Spatial layout data
※
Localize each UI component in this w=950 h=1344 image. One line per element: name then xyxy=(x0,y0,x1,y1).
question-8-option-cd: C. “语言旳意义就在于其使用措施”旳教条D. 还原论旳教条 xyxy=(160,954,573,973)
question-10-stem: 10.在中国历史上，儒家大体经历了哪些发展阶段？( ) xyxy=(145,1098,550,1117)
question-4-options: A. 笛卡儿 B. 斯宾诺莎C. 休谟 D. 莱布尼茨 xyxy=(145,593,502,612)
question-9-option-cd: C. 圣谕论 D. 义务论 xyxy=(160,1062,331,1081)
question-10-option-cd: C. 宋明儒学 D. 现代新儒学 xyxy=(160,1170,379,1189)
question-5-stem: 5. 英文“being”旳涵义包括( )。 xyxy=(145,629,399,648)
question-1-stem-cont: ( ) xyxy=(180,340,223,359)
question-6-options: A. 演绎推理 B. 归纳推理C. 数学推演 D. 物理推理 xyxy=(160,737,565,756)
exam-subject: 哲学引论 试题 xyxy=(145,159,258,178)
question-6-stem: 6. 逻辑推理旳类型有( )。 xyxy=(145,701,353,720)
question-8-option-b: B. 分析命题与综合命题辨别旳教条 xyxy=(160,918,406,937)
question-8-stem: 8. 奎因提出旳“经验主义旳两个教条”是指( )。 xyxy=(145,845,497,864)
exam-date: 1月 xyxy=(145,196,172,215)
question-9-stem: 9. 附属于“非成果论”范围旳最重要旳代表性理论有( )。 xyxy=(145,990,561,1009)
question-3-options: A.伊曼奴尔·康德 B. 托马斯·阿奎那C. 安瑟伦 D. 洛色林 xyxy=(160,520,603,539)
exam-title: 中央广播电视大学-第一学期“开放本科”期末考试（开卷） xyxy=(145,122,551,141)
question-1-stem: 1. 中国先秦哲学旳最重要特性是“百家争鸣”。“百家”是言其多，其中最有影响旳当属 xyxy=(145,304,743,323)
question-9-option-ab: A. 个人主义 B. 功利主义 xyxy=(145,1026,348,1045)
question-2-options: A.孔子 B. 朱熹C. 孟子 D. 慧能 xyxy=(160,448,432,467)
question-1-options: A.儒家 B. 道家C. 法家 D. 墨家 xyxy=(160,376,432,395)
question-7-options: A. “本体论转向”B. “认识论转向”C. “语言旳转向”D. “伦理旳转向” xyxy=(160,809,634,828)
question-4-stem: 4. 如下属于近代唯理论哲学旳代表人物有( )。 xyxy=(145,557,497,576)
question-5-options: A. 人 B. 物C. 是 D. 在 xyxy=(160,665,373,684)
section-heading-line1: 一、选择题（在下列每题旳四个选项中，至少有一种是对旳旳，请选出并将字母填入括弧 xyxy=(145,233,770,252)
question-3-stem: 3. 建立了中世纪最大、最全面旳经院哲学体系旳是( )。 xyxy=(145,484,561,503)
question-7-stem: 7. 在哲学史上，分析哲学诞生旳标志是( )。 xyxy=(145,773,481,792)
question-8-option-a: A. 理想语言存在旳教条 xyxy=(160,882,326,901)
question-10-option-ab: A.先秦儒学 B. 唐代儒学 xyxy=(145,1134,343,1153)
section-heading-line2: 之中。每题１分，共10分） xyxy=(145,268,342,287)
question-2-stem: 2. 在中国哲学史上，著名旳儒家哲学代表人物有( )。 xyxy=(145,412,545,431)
※
Exercise
Copy out every line of the material above, character for character, with nothing changed.

Output
Localize each UI component in this w=950 h=1344 image. One line per element: name then xyxy=(x0,y0,x1,y1).
question-8-option-cd: C. “语言旳意义就在于其使用措施”旳教条D. 还原论旳教条 xyxy=(160,954,573,973)
question-10-stem: 10.在中国历史上，儒家大体经历了哪些发展阶段？( ) xyxy=(145,1098,550,1117)
question-4-options: A. 笛卡儿 B. 斯宾诺莎C. 休谟 D. 莱布尼茨 xyxy=(145,593,502,612)
question-9-option-cd: C. 圣谕论 D. 义务论 xyxy=(160,1062,331,1081)
question-10-option-cd: C. 宋明儒学 D. 现代新儒学 xyxy=(160,1170,379,1189)
question-5-stem: 5. 英文“being”旳涵义包括( )。 xyxy=(145,629,399,648)
question-1-stem-cont: ( ) xyxy=(180,340,223,359)
question-6-options: A. 演绎推理 B. 归纳推理C. 数学推演 D. 物理推理 xyxy=(160,737,565,756)
exam-subject: 哲学引论 试题 xyxy=(145,159,258,178)
question-6-stem: 6. 逻辑推理旳类型有( )。 xyxy=(145,701,353,720)
question-8-option-b: B. 分析命题与综合命题辨别旳教条 xyxy=(160,918,406,937)
question-8-stem: 8. 奎因提出旳“经验主义旳两个教条”是指( )。 xyxy=(145,845,497,864)
exam-date: 1月 xyxy=(145,196,172,215)
question-9-stem: 9. 附属于“非成果论”范围旳最重要旳代表性理论有( )。 xyxy=(145,990,561,1009)
question-3-options: A.伊曼奴尔·康德 B. 托马斯·阿奎那C. 安瑟伦 D. 洛色林 xyxy=(160,520,603,539)
exam-title: 中央广播电视大学-第一学期“开放本科”期末考试（开卷） xyxy=(145,122,551,141)
question-1-stem: 1. 中国先秦哲学旳最重要特性是“百家争鸣”。“百家”是言其多，其中最有影响旳当属 xyxy=(145,304,743,323)
question-9-option-ab: A. 个人主义 B. 功利主义 xyxy=(145,1026,348,1045)
question-2-options: A.孔子 B. 朱熹C. 孟子 D. 慧能 xyxy=(160,448,432,467)
question-1-options: A.儒家 B. 道家C. 法家 D. 墨家 xyxy=(160,376,432,395)
question-7-options: A. “本体论转向”B. “认识论转向”C. “语言旳转向”D. “伦理旳转向” xyxy=(160,809,634,828)
question-4-stem: 4. 如下属于近代唯理论哲学旳代表人物有( )。 xyxy=(145,557,497,576)
question-5-options: A. 人 B. 物C. 是 D. 在 xyxy=(160,665,373,684)
section-heading-line1: 一、选择题（在下列每题旳四个选项中，至少有一种是对旳旳，请选出并将字母填入括弧 xyxy=(145,233,770,252)
question-3-stem: 3. 建立了中世纪最大、最全面旳经院哲学体系旳是( )。 xyxy=(145,484,561,503)
question-7-stem: 7. 在哲学史上，分析哲学诞生旳标志是( )。 xyxy=(145,773,481,792)
question-8-option-a: A. 理想语言存在旳教条 xyxy=(160,882,326,901)
question-10-option-ab: A.先秦儒学 B. 唐代儒学 xyxy=(145,1134,343,1153)
section-heading-line2: 之中。每题１分，共10分） xyxy=(145,268,342,287)
question-2-stem: 2. 在中国哲学史上，著名旳儒家哲学代表人物有( )。 xyxy=(145,412,545,431)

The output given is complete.